# GOAL
Look through the records that follow. Copy every line containing the word "efterskole".

Figure dataset records
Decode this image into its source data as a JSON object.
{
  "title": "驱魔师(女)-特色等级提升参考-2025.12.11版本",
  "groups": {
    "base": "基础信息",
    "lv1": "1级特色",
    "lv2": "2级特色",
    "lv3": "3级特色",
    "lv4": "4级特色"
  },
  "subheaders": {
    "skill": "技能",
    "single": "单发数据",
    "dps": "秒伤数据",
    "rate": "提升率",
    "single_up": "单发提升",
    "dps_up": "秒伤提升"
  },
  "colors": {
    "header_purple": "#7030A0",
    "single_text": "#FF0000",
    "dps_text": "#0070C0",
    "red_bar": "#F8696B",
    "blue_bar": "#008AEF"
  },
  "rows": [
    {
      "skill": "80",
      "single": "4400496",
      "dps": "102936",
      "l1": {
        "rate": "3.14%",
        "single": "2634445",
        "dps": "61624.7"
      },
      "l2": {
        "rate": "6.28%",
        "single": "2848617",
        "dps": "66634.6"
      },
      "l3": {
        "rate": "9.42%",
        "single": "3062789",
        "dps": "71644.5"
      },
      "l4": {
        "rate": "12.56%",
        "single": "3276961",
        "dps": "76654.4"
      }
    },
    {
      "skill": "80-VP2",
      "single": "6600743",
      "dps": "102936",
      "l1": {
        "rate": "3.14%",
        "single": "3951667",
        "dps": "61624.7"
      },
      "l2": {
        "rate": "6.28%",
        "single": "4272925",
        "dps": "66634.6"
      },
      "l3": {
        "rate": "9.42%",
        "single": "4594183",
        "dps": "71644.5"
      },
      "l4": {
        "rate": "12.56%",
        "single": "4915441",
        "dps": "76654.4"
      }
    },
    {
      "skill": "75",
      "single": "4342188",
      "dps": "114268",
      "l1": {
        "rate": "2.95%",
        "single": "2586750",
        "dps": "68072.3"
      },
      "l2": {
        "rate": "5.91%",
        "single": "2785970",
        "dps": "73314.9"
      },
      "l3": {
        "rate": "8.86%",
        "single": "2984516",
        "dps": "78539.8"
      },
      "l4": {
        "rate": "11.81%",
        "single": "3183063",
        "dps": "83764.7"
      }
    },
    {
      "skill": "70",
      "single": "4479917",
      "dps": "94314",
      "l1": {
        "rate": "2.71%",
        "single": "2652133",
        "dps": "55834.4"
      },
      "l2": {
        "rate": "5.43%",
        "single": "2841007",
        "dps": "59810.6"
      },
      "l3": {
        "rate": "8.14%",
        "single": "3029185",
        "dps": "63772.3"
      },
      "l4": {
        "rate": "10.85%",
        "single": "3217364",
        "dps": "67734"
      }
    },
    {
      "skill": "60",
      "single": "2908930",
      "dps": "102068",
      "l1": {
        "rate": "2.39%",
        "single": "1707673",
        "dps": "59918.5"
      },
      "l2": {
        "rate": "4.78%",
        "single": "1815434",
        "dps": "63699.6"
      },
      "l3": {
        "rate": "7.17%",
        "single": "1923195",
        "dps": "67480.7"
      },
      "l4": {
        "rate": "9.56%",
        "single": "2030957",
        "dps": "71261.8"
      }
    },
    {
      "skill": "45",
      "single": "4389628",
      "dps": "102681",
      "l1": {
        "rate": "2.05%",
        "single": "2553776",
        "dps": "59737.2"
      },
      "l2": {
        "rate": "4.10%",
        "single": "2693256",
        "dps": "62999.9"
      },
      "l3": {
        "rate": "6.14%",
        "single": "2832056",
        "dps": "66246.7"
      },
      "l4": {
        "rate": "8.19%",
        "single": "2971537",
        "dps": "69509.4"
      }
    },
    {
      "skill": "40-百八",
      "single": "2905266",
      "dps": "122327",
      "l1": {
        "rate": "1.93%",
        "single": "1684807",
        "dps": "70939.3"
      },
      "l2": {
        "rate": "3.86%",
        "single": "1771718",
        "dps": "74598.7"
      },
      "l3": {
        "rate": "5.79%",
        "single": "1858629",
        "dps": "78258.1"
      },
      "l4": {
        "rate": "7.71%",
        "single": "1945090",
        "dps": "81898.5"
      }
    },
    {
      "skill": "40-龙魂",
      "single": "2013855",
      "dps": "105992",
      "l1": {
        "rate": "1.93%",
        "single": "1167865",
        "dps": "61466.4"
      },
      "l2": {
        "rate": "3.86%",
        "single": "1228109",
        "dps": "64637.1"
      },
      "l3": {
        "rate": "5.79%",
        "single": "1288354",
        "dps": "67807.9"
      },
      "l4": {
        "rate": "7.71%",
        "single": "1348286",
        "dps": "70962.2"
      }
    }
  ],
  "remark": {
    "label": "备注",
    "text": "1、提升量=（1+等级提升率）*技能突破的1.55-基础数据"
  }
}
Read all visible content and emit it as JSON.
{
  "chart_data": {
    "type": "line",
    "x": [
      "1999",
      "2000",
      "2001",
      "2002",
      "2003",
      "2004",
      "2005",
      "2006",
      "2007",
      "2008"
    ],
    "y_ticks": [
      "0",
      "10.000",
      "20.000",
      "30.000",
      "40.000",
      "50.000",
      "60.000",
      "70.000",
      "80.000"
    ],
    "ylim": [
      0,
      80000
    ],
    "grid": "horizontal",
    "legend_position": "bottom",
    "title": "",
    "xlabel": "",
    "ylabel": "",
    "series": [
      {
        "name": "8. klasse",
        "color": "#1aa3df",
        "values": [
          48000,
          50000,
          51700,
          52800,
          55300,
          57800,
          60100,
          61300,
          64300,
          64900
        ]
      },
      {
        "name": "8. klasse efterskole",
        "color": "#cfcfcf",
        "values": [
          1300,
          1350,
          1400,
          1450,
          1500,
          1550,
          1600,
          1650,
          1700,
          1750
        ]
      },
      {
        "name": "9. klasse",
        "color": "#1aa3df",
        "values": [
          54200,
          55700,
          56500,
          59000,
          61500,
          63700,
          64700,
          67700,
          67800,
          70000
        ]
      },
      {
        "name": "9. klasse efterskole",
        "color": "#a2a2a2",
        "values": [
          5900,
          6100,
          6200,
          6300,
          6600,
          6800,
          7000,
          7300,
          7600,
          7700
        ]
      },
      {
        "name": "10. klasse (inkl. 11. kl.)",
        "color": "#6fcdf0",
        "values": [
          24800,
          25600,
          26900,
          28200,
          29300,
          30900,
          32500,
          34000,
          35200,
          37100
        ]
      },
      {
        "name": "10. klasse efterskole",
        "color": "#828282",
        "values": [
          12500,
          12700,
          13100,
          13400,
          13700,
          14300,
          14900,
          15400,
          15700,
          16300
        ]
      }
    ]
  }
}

# THE SOLUTION
        "name": "8. klasse efterskole",
        "name": "9. klasse efterskole",
        "name": "10. klasse efterskole",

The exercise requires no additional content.